Copy word for word every row from the first one down to and including the row that contains "- chart-frame: All".
— start SUPPLIED DATA —
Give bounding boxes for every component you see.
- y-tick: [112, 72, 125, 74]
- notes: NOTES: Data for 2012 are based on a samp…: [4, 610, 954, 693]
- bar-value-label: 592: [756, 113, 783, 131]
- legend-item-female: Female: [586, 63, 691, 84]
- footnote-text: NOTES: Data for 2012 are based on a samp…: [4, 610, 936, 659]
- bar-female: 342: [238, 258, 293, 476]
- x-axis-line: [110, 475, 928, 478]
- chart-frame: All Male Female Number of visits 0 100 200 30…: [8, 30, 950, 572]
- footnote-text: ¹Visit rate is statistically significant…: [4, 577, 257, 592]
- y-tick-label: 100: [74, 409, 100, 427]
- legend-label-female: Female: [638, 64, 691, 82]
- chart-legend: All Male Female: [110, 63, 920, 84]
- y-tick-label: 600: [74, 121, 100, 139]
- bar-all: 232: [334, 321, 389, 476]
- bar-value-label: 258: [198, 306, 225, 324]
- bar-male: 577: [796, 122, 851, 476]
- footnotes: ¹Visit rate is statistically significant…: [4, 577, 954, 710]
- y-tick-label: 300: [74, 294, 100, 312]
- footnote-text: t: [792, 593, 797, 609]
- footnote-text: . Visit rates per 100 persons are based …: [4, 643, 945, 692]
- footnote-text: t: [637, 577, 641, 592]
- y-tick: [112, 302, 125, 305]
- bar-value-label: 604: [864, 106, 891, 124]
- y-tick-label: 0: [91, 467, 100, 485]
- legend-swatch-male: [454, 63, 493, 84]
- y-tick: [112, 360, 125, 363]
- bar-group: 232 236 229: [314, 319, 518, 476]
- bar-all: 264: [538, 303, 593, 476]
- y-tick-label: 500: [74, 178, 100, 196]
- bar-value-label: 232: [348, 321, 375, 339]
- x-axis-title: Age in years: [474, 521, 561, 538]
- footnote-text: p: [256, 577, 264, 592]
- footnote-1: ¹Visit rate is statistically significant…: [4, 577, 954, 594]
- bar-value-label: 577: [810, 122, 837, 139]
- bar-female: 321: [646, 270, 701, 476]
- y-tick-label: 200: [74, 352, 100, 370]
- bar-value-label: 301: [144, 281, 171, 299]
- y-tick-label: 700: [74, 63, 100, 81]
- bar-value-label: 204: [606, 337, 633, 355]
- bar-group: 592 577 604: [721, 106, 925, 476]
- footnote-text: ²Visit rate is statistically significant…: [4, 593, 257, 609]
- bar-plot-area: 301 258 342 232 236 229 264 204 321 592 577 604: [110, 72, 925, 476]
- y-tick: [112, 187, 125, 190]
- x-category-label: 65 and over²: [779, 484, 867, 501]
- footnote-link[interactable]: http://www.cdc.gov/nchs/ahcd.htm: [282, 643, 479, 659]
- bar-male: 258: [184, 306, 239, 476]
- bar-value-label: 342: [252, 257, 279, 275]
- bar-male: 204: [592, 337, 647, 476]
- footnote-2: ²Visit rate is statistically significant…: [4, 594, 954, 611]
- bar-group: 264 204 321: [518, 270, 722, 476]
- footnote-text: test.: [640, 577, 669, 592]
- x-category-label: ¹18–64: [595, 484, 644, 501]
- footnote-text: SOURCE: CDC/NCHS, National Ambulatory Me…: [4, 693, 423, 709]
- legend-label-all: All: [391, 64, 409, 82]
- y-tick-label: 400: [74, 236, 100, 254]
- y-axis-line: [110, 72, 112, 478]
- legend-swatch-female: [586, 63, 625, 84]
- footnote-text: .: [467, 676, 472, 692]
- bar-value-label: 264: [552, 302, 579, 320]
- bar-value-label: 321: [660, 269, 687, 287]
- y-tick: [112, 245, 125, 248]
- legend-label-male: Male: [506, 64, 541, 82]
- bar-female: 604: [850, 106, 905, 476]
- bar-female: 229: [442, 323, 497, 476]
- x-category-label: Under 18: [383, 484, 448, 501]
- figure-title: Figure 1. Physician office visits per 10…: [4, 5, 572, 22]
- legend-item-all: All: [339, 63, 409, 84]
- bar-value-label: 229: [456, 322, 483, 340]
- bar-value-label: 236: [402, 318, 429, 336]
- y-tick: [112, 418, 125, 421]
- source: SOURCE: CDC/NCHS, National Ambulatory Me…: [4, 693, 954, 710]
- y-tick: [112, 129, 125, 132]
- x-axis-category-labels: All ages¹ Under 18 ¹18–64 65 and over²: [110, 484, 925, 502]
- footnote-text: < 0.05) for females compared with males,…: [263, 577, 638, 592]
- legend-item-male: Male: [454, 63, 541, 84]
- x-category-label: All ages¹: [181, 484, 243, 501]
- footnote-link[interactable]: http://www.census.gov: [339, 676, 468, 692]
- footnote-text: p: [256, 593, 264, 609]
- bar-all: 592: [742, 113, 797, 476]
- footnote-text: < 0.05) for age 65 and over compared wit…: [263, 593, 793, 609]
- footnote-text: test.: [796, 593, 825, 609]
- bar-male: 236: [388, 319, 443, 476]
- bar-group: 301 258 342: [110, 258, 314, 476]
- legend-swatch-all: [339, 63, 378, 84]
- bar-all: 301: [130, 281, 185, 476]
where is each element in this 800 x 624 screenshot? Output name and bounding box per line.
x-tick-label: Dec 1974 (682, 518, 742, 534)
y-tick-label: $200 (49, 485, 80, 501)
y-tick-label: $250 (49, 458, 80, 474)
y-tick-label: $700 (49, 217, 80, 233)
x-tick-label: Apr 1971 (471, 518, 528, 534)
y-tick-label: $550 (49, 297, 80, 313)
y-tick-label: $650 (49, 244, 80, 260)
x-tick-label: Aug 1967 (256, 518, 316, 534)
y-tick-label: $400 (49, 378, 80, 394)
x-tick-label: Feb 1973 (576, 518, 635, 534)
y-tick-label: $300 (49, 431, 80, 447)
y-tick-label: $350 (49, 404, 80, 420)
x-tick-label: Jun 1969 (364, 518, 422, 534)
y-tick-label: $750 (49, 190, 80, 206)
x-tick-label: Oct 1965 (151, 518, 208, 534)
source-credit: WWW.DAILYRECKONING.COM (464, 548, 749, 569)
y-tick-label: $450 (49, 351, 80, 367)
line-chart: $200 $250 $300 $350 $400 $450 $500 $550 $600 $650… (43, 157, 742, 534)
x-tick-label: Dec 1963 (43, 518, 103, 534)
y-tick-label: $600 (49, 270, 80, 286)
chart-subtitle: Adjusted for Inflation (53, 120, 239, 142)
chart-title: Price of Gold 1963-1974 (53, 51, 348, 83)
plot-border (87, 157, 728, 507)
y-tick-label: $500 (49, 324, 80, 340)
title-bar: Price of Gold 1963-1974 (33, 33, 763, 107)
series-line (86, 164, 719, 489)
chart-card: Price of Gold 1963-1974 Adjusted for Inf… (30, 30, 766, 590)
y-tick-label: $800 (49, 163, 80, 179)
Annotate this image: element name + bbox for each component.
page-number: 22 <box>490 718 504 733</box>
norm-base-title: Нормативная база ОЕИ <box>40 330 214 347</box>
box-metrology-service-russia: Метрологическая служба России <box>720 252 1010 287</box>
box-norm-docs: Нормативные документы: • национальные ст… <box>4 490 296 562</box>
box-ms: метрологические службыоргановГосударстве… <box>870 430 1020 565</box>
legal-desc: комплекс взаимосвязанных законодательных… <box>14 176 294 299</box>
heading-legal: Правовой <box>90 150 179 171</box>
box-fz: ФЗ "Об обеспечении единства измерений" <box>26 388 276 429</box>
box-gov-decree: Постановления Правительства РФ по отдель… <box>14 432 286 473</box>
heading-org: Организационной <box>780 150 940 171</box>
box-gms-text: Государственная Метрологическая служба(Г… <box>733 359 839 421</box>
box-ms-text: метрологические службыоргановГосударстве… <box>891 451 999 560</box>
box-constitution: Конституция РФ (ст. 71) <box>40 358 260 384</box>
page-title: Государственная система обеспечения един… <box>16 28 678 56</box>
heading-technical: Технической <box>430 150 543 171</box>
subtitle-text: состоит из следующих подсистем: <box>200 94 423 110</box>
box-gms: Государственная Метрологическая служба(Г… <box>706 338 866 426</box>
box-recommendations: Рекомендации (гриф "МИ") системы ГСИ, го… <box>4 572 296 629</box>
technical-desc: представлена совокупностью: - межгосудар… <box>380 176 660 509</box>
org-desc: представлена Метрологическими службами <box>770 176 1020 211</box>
— end SUPPLIED DATA —
OUTPUT
Give bounding boxes for every component you see.
- y-tick: [112, 72, 125, 74]
- notes: NOTES: Data for 2012 are based on a samp…: [4, 610, 954, 693]
- bar-value-label: 592: [756, 113, 783, 131]
- legend-item-female: Female: [586, 63, 691, 84]
- footnote-text: NOTES: Data for 2012 are based on a samp…: [4, 610, 936, 659]
- bar-female: 342: [238, 258, 293, 476]
- x-axis-line: [110, 475, 928, 478]
- chart-frame: All Male Female Number of visits 0 100 200 30…: [8, 30, 950, 572]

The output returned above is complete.